_Stated goal_. What is the number of lines containing the word "Organics"? Please answer with that number and nothing more.

_Exercise input_.
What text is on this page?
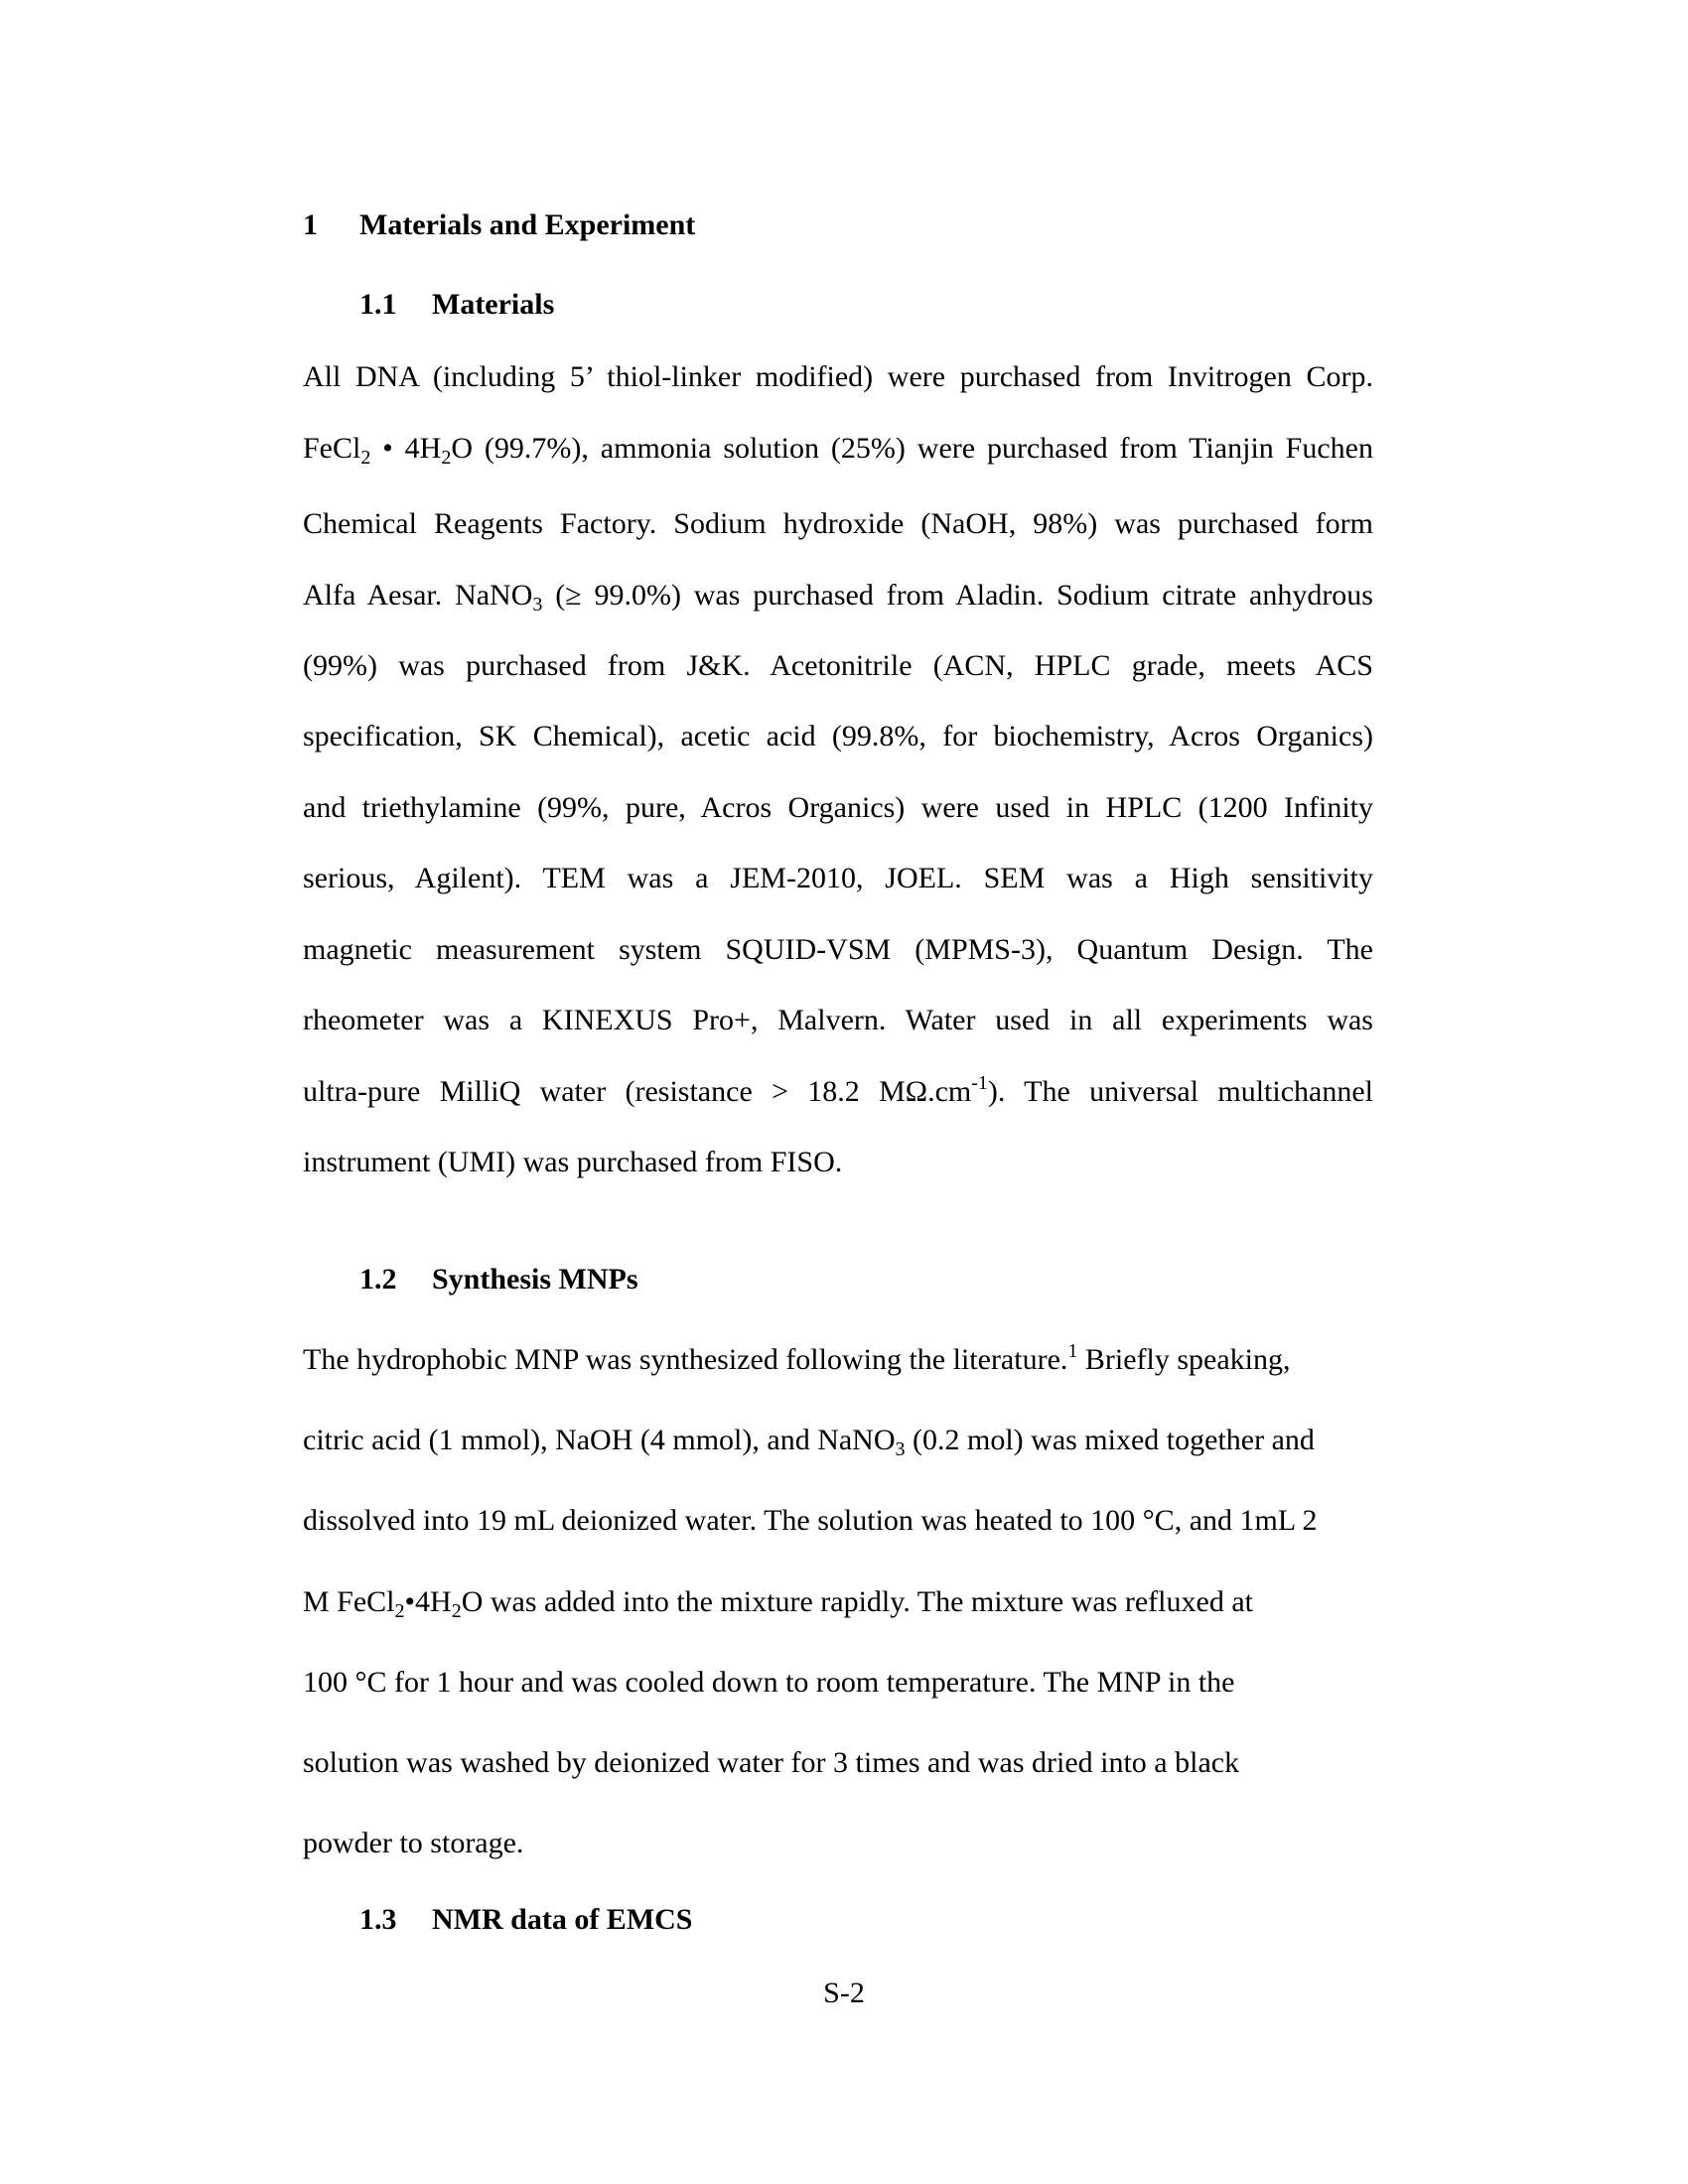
1 Materials and Experiment
1.1 Materials
All DNA (including 5’ thiol-linker modified) were purchased from Invitrogen Corp.
FeCl$_2$ • $4H_2O$ (99.7%), ammonia solution (25%) were purchased from Tianjin Fuchen
Chemical Reagents Factory. Sodium hydroxide (NaOH, 98%) was purchased form
Alfa Aesar. NaNO$_3$ (≥ 99.0%) was purchased from Aladin. Sodium citrate anhydrous
(99%) was purchased from J&K. Acetonitrile (ACN, HPLC grade, meets ACS
specification, SK Chemical), acetic acid (99.8%, for biochemistry, Acros Organics)
and triethylamine (99%, pure, Acros Organics) were used in HPLC (1200 Infinity
serious, Agilent). TEM was a JEM-2010, JOEL. SEM was a High sensitivity
magnetic measurement system SQUID-VSM (MPMS-3), Quantum Design. The
rheometer was a KINEXUS Pro+, Malvern. Water used in all experiments was
ultra-pure MilliQ water (resistance > 18.2 $M\Omega.cm^{-1}$). The universal multichannel
instrument (UMI) was purchased from FISO.
1.2 Synthesis MNPs
The hydrophobic MNP was synthesized following the literature.$^1$ Briefly speaking,
citric acid (1 mmol), NaOH (4 mmol), and NaNO$_3$ (0.2 mol) was mixed together and
dissolved into 19 mL deionized water. The solution was heated to 100 °C, and 1mL 2
M $FeCl_2•4H_2O$ was added into the mixture rapidly. The mixture was refluxed at
100 °C for 1 hour and was cooled down to room temperature. The MNP in the
solution was washed by deionized water for 3 times and was dried into a black
powder to storage.
1.3 NMR data of EMCS
S-2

_In response_. 2